======== DATASET EXCERPTS ========
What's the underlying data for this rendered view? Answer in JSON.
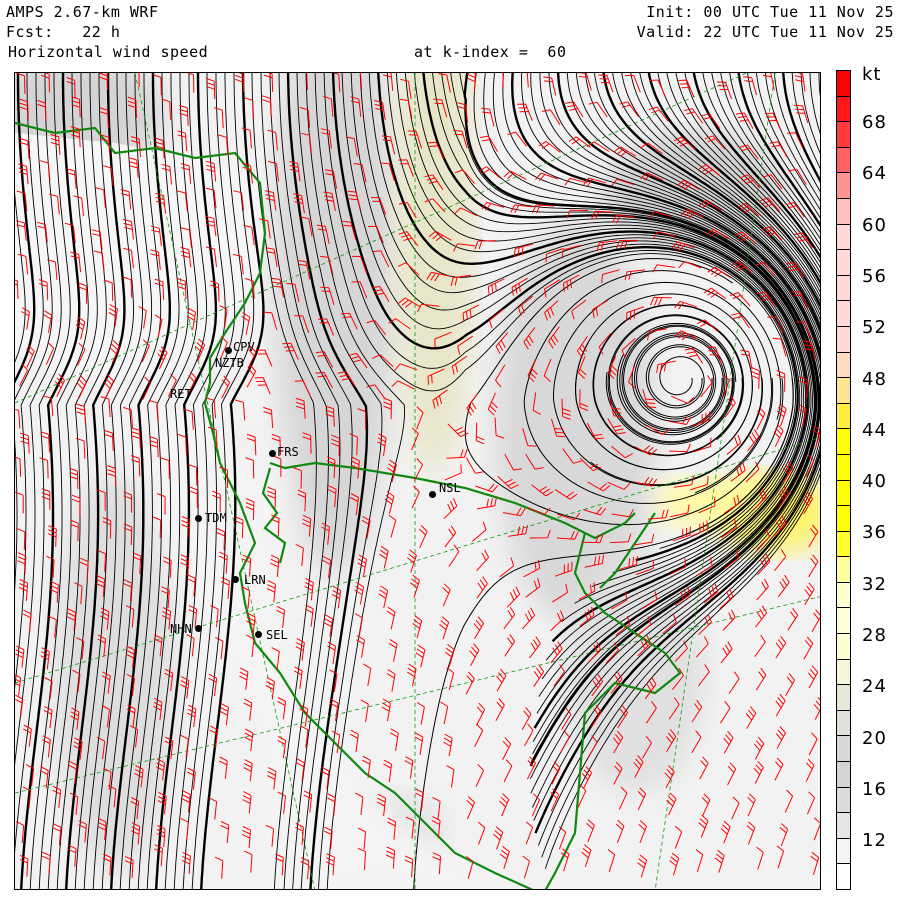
{
  "header": {
    "model": "AMPS 2.67-km WRF",
    "forecast": "Fcst:   22 h",
    "field": "Horizontal wind speed",
    "level": "at k-index =  60",
    "init": "Init: 00 UTC Tue 11 Nov 25",
    "valid": "Valid: 22 UTC Tue 11 Nov 25"
  },
  "colorbar": {
    "unit": "kt",
    "labels": [
      "68",
      "64",
      "60",
      "56",
      "52",
      "48",
      "44",
      "40",
      "36",
      "32",
      "28",
      "24",
      "20",
      "16",
      "12"
    ],
    "colors": [
      "#ff0000",
      "#ff1a1a",
      "#ff3c3c",
      "#ff6262",
      "#ff9494",
      "#ffc0c0",
      "#ffd8d8",
      "#ffd8d8",
      "#ffd8d8",
      "#ffd8d8",
      "#ffd8d8",
      "#ffdcc0",
      "#ffe490",
      "#ffec40",
      "#ffff00",
      "#ffff00",
      "#ffff00",
      "#ffff00",
      "#ffff30",
      "#ffff9c",
      "#ffffd0",
      "#ffffd8",
      "#ffffd4",
      "#f6f6da",
      "#e8e8d8",
      "#e0e0dc",
      "#d8d8d8",
      "#d4d4d4",
      "#dcdcdc",
      "#e6e6e6",
      "#f4f4f4",
      "#ffffff"
    ]
  },
  "stations": [
    "CPV",
    "NZTB",
    "RET",
    "FRS",
    "TDM",
    "LRN",
    "NHN",
    "SEL",
    "NSL"
  ],
  "colors": {
    "streamline": "#000000",
    "barb": "#ff0000",
    "coast": "#118811",
    "grid": "#119911"
  }
}
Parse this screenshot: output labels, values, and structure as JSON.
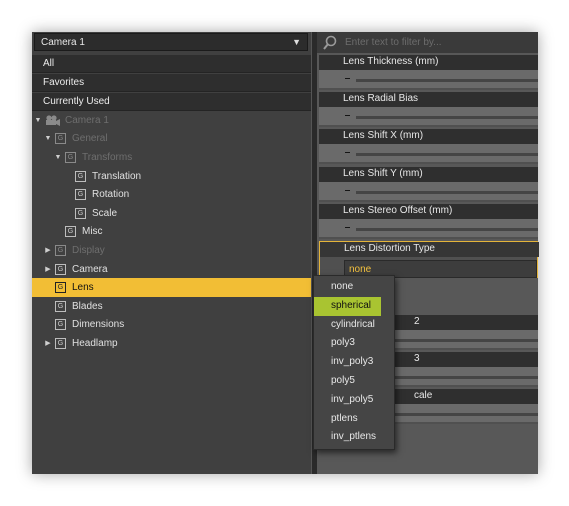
{
  "camera_select": {
    "value": "Camera 1"
  },
  "filter_rows": [
    "All",
    "Favorites",
    "Currently Used"
  ],
  "tree": [
    {
      "label": "Camera 1",
      "level": 0,
      "twist": "▼",
      "icon": "camera-icon",
      "dim": true
    },
    {
      "label": "General",
      "level": 1,
      "twist": "▼",
      "dim": true
    },
    {
      "label": "Transforms",
      "level": 2,
      "twist": "▼",
      "dim": true
    },
    {
      "label": "Translation",
      "level": 3,
      "twist": ""
    },
    {
      "label": "Rotation",
      "level": 3,
      "twist": ""
    },
    {
      "label": "Scale",
      "level": 3,
      "twist": ""
    },
    {
      "label": "Misc",
      "level": 2,
      "twist": ""
    },
    {
      "label": "Display",
      "level": 1,
      "twist": "▶",
      "dim": true
    },
    {
      "label": "Camera",
      "level": 1,
      "twist": "▶"
    },
    {
      "label": "Lens",
      "level": 1,
      "twist": "",
      "selected": true
    },
    {
      "label": "Blades",
      "level": 1,
      "twist": ""
    },
    {
      "label": "Dimensions",
      "level": 1,
      "twist": ""
    },
    {
      "label": "Headlamp",
      "level": 1,
      "twist": "▶"
    }
  ],
  "group_icon_glyph": "G",
  "search": {
    "placeholder": "Enter text to filter by..."
  },
  "properties": [
    {
      "label": "Lens Thickness (mm)"
    },
    {
      "label": "Lens Radial Bias"
    },
    {
      "label": "Lens Shift X (mm)"
    },
    {
      "label": "Lens Shift Y (mm)"
    },
    {
      "label": "Lens Stereo Offset (mm)"
    },
    {
      "label": "Lens Distortion Type",
      "value": "none"
    }
  ],
  "partial_labels": [
    "2",
    "3",
    "cale"
  ],
  "dropdown_options": [
    "none",
    "spherical",
    "cylindrical",
    "poly3",
    "inv_poly3",
    "poly5",
    "inv_poly5",
    "ptlens",
    "inv_ptlens"
  ],
  "dropdown_highlighted": "spherical",
  "colors": {
    "selection": "#f2be35",
    "highlight": "#a9c431",
    "combo_text": "#f3c13e"
  }
}
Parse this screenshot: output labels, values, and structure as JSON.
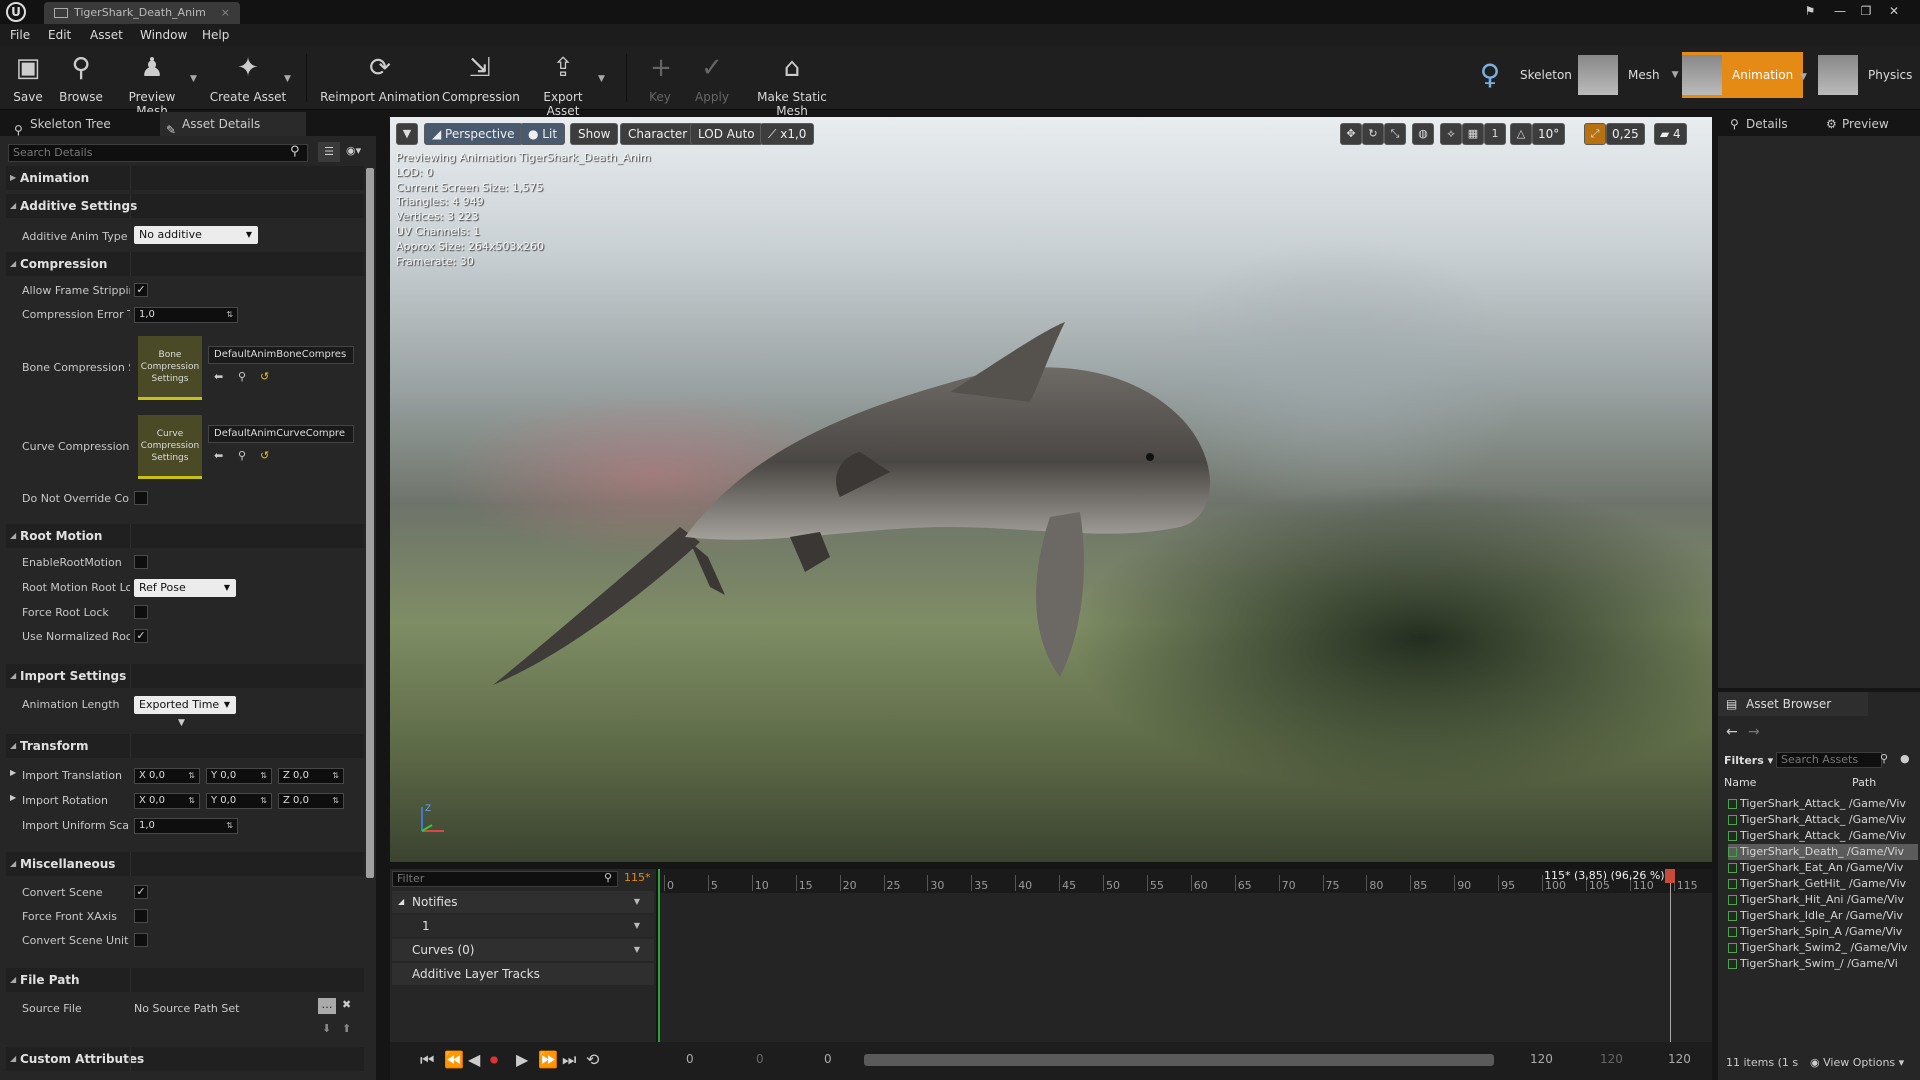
{
  "title_bar": {
    "doc_tab": "TigerShark_Death_Anim"
  },
  "menu": [
    "File",
    "Edit",
    "Asset",
    "Window",
    "Help"
  ],
  "toolbar": {
    "save": "Save",
    "browse": "Browse",
    "preview_mesh": "Preview Mesh",
    "create_asset": "Create Asset",
    "reimport": "Reimport Animation",
    "compression": "Compression",
    "export": "Export Asset",
    "key": "Key",
    "apply": "Apply",
    "make_static": "Make Static Mesh"
  },
  "modes": {
    "skeleton": "Skeleton",
    "mesh": "Mesh",
    "animation": "Animation",
    "physics": "Physics"
  },
  "left_tabs": {
    "skeleton_tree": "Skeleton Tree",
    "asset_details": "Asset Details"
  },
  "details": {
    "search_placeholder": "Search Details",
    "categories": {
      "animation": "Animation",
      "additive": "Additive Settings",
      "compression": "Compression",
      "root_motion": "Root Motion",
      "import_settings": "Import Settings",
      "transform": "Transform",
      "misc": "Miscellaneous",
      "file_path": "File Path",
      "custom_attributes": "Custom Attributes"
    },
    "labels": {
      "additive_type": "Additive Anim Type",
      "allow_frame_stripping": "Allow Frame Stripping",
      "compression_error": "Compression Error Th",
      "bone_compression": "Bone Compression Se",
      "curve_compression": "Curve Compression S",
      "do_not_override": "Do Not Override Comp",
      "enable_root_motion": "EnableRootMotion",
      "root_motion_lock": "Root Motion Root Loc",
      "force_root_lock": "Force Root Lock",
      "use_normalized": "Use Normalized Root",
      "animation_length": "Animation Length",
      "import_translation": "Import Translation",
      "import_rotation": "Import Rotation",
      "import_uniform_scale": "Import Uniform Scale",
      "convert_scene": "Convert Scene",
      "force_front": "Force Front XAxis",
      "convert_scene_unit": "Convert Scene Unit",
      "source_file": "Source File"
    },
    "values": {
      "additive_type": "No additive",
      "compression_error": "1,0",
      "bone_card": "Bone Compression Settings",
      "bone_asset": "DefaultAnimBoneCompres",
      "curve_card": "Curve Compression Settings",
      "curve_asset": "DefaultAnimCurveCompre",
      "root_motion_lock": "Ref Pose",
      "animation_length": "Exported Time",
      "tx": "X 0,0",
      "ty": "Y 0,0",
      "tz": "Z 0,0",
      "rx": "X 0,0",
      "ry": "Y 0,0",
      "rz": "Z 0,0",
      "uniform_scale": "1,0",
      "source_file": "No Source Path Set"
    }
  },
  "viewport": {
    "buttons": {
      "perspective": "Perspective",
      "lit": "Lit",
      "show": "Show",
      "character": "Character",
      "lod": "LOD Auto",
      "speed": "x1,0"
    },
    "snap": {
      "angle": "10°",
      "scale": "0,25",
      "cam_speed": "4"
    },
    "stats": [
      "Previewing Animation TigerShark_Death_Anim",
      "LOD: 0",
      "Current Screen Size: 1,575",
      "Triangles: 4 949",
      "Vertices: 3 223",
      "UV Channels: 1",
      "Approx Size: 264x503x260",
      "Framerate: 30"
    ],
    "axes": {
      "z": "Z",
      "x": "X",
      "y": "Y"
    }
  },
  "timeline": {
    "filter_placeholder": "Filter",
    "current_frame": "115*",
    "notifies": "Notifies",
    "track_1": "1",
    "curves": "Curves  (0)",
    "additive": "Additive Layer Tracks",
    "position_readout": "115* (3,85) (96,26 %)",
    "ticks": [
      "0",
      "5",
      "10",
      "15",
      "20",
      "25",
      "30",
      "35",
      "40",
      "45",
      "50",
      "55",
      "60",
      "65",
      "70",
      "75",
      "80",
      "85",
      "90",
      "95",
      "100",
      "105",
      "110",
      "115"
    ],
    "range": {
      "start_a": "0",
      "start_b": "0",
      "start_c": "0",
      "end_a": "120",
      "end_b": "120",
      "end_c": "120"
    }
  },
  "right_tabs": {
    "details": "Details",
    "preview": "Preview"
  },
  "asset_browser": {
    "tab": "Asset Browser",
    "filters": "Filters",
    "search_placeholder": "Search Assets",
    "col_name": "Name",
    "col_path": "Path",
    "items": [
      "TigerShark_Attack_ /Game/Viv",
      "TigerShark_Attack_ /Game/Viv",
      "TigerShark_Attack_ /Game/Viv",
      "TigerShark_Death_ /Game/Viv",
      "TigerShark_Eat_An /Game/Viv",
      "TigerShark_GetHit_ /Game/Viv",
      "TigerShark_Hit_Ani /Game/Viv",
      "TigerShark_Idle_Ar /Game/Viv",
      "TigerShark_Spin_A /Game/Viv",
      "TigerShark_Swim2_ /Game/Viv",
      "TigerShark_Swim_/ /Game/Vi"
    ],
    "count": "11 items (1 s",
    "view_options": "View Options"
  }
}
========
- [EXERCISE PROMPT] Extract each line holding the string "Mesh".

- [TASK OUTPUT]
    "preview_mesh": "Preview Mesh",
    "make_static": "Make Static Mesh"
    "mesh": "Mesh",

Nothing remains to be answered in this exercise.